Task item: Nothing in the records may be dropped or altered when you repeat them.

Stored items
=== Section Start ===

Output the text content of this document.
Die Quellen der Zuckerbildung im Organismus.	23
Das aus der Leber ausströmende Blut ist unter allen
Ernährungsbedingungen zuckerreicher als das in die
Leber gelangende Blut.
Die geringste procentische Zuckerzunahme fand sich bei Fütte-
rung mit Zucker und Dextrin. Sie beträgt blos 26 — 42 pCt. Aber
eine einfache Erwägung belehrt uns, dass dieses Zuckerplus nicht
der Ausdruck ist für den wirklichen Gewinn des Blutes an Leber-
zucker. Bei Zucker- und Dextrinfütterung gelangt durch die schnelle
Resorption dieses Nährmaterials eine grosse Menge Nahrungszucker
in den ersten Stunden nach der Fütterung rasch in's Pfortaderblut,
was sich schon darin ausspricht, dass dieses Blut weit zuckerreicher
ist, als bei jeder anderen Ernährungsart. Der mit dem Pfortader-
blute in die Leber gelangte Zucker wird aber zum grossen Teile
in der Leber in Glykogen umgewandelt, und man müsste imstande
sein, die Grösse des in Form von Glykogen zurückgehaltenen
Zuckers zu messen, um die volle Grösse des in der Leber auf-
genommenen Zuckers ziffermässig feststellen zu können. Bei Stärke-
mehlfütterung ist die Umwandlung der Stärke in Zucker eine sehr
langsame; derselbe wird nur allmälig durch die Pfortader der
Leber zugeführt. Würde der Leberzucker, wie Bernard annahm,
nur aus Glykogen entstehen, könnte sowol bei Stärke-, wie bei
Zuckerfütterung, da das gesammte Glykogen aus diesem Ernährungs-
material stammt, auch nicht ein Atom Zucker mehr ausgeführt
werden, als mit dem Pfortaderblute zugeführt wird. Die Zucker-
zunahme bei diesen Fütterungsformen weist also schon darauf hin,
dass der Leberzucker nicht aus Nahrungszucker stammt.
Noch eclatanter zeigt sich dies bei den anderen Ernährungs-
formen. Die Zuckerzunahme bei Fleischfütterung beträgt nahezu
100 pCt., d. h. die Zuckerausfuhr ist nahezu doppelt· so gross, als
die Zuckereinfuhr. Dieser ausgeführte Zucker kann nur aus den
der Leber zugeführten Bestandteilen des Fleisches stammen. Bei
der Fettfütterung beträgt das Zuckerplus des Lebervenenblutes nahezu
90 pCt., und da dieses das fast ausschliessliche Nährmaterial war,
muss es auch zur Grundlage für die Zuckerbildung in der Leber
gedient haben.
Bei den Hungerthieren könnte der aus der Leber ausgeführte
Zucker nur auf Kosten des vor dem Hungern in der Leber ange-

=== Section End ===

Solution to this exercise:
Output the text content of this document.
Die Quellen der Zuckerbildung im Organismus.	23
Das aus der Leber ausströmende Blut ist unter allen
Ernährungsbedingungen zuckerreicher als das in die
Leber gelangende Blut.
Die geringste procentische Zuckerzunahme fand sich bei Fütte-
rung mit Zucker und Dextrin. Sie beträgt blos 26 — 42 pCt. Aber
eine einfache Erwägung belehrt uns, dass dieses Zuckerplus nicht
der Ausdruck ist für den wirklichen Gewinn des Blutes an Leber-
zucker. Bei Zucker- und Dextrinfütterung gelangt durch die schnelle
Resorption dieses Nährmaterials eine grosse Menge Nahrungszucker
in den ersten Stunden nach der Fütterung rasch in's Pfortaderblut,
was sich schon darin ausspricht, dass dieses Blut weit zuckerreicher
ist, als bei jeder anderen Ernährungsart. Der mit dem Pfortader-
blute in die Leber gelangte Zucker wird aber zum grossen Teile
in der Leber in Glykogen umgewandelt, und man müsste imstande
sein, die Grösse des in Form von Glykogen zurückgehaltenen
Zuckers zu messen, um die volle Grösse des in der Leber auf-
genommenen Zuckers ziffermässig feststellen zu können. Bei Stärke-
mehlfütterung ist die Umwandlung der Stärke in Zucker eine sehr
langsame; derselbe wird nur allmälig durch die Pfortader der
Leber zugeführt. Würde der Leberzucker, wie Bernard annahm,
nur aus Glykogen entstehen, könnte sowol bei Stärke-, wie bei
Zuckerfütterung, da das gesammte Glykogen aus diesem Ernährungs-
material stammt, auch nicht ein Atom Zucker mehr ausgeführt
werden, als mit dem Pfortaderblute zugeführt wird. Die Zucker-
zunahme bei diesen Fütterungsformen weist also schon darauf hin,
dass der Leberzucker nicht aus Nahrungszucker stammt.
Noch eclatanter zeigt sich dies bei den anderen Ernährungs-
formen. Die Zuckerzunahme bei Fleischfütterung beträgt nahezu
100 pCt., d. h. die Zuckerausfuhr ist nahezu doppelt· so gross, als
die Zuckereinfuhr. Dieser ausgeführte Zucker kann nur aus den
der Leber zugeführten Bestandteilen des Fleisches stammen. Bei
der Fettfütterung beträgt das Zuckerplus des Lebervenenblutes nahezu
90 pCt., und da dieses das fast ausschliessliche Nährmaterial war,
muss es auch zur Grundlage für die Zuckerbildung in der Leber
gedient haben.
Bei den Hungerthieren könnte der aus der Leber ausgeführte
Zucker nur auf Kosten des vor dem Hungern in der Leber ange-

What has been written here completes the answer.